Two hypotheses were tested:

1) Advanced instructed learners of English would show significant changes in grammatical proficiency during immersion (measured as faster speed and greater target-like accuracy on a timed grammaticality judgement task);

2) Proficiency on two types of questions would show asymmetric development during immersion: improvements in proficiency would be greater for simple questions vs. complex questions, and for object questions vs. subject questions.

 

Methodology

Participants

Thirty-two volunteer participants were recruited among Chinese-speaking postgraduates studying at British universities (twenty-four female and eight male), all with an IELTS score of 5.5 or 6.  Bio-data on learning background and exposure to input were gathered via a questionnaire, to test for inter-learner variation in exposure to English prior to immersion (Dornyei 2003). Mean age of learning (AOL) was 11.41 (range: 7-14); length of learning (LOL) was 11.77 years (range: 5 to 18 years).  No significant effects on IELTS score were found for gender, AOL or LOL, so participants’ proficiency was assumed to be homogenous before the period of immersion.

DATA EXCERPTS.
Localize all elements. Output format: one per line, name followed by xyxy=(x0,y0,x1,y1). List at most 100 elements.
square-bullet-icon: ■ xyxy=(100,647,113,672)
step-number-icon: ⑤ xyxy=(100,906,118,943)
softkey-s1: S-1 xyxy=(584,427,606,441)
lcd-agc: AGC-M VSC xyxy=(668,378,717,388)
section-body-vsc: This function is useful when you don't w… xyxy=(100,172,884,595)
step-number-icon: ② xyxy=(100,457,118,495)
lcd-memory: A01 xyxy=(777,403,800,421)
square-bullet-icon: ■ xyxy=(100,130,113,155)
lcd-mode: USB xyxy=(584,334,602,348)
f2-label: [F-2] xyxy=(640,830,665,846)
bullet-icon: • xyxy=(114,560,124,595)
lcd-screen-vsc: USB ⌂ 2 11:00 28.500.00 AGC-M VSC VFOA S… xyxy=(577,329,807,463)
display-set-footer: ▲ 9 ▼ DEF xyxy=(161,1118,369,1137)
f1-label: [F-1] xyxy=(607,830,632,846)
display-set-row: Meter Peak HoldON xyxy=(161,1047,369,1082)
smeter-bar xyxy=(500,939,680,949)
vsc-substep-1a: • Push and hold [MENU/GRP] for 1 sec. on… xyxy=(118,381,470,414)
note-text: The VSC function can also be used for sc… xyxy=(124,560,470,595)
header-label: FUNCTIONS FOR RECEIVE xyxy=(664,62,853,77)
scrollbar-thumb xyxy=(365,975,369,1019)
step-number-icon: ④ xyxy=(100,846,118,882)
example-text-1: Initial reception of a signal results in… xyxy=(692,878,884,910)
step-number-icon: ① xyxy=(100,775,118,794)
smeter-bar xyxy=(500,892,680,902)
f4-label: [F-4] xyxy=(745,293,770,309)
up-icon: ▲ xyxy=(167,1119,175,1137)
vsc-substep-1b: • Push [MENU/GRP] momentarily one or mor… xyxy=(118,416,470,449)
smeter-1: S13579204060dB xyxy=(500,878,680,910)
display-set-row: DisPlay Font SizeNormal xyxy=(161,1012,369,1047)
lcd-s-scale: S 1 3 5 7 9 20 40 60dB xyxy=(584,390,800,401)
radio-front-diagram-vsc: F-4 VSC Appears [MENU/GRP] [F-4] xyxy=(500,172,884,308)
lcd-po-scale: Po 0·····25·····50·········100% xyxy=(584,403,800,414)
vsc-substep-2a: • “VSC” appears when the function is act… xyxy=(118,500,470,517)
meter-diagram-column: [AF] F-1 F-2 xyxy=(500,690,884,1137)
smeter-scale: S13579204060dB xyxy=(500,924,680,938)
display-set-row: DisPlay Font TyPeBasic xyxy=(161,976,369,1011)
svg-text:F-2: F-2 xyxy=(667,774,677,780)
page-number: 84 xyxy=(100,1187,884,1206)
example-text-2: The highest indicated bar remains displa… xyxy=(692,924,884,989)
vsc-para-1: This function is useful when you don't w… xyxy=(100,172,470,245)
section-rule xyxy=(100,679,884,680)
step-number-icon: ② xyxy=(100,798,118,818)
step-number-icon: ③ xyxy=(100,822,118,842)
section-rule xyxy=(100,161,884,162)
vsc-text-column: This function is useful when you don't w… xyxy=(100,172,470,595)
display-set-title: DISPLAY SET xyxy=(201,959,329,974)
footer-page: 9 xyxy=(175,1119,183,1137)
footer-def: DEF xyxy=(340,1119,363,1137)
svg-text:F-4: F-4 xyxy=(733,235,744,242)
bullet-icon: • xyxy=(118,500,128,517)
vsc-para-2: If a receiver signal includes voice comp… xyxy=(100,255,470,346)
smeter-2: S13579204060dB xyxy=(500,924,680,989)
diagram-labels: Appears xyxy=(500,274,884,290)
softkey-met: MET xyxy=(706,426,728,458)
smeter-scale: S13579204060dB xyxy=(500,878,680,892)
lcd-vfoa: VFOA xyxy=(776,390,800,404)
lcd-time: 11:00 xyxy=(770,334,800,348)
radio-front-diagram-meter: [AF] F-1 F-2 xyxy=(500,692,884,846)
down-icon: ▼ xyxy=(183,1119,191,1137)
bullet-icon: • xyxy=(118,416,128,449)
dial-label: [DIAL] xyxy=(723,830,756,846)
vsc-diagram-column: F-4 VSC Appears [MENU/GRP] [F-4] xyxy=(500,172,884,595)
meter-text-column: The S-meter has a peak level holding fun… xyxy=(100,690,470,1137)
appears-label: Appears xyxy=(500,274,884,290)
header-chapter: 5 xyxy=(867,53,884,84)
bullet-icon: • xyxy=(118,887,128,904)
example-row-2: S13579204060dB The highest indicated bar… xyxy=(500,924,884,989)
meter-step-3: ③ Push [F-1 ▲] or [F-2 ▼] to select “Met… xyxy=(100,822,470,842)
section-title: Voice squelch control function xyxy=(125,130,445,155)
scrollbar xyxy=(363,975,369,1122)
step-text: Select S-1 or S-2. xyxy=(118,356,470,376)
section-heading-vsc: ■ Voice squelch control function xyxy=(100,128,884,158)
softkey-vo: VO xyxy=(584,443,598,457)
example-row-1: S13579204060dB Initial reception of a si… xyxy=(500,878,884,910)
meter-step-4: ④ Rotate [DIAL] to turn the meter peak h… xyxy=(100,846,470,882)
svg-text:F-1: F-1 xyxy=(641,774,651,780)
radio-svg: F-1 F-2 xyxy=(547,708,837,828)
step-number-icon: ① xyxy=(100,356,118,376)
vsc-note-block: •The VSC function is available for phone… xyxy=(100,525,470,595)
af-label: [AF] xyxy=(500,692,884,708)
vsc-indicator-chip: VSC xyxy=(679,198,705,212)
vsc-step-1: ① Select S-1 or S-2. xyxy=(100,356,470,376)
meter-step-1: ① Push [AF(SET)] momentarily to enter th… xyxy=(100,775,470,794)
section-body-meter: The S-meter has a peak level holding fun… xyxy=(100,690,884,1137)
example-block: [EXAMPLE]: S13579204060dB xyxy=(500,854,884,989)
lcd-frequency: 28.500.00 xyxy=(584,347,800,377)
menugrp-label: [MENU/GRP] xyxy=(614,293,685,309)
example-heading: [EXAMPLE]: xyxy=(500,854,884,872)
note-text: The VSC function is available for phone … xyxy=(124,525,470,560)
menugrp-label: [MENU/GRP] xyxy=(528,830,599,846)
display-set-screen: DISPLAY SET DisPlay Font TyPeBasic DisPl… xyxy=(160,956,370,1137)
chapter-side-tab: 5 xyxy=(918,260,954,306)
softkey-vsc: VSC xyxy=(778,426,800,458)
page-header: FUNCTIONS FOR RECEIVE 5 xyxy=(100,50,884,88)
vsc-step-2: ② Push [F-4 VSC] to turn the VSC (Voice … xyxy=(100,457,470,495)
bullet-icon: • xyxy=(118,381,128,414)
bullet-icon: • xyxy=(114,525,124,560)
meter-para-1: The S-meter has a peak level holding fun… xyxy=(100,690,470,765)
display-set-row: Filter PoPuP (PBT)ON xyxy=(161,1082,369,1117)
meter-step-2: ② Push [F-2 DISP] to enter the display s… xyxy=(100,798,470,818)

THE PROBLEM. Could you duplicate the part of the immersion study text from "Two hypotheses were" up to and including "vs. subject questions."?

RESPONSE TO THE TASK.
Two hypotheses were tested:

1) Advanced instructed learners of English would show significant changes in grammatical proficiency during immersion (measured as faster speed and greater target-like accuracy on a timed grammaticality judgement task);

2) Proficiency on two types of questions would show asymmetric development during immersion: improvements in proficiency would be greater for simple questions vs. complex questions, and for object questions vs. subject questions.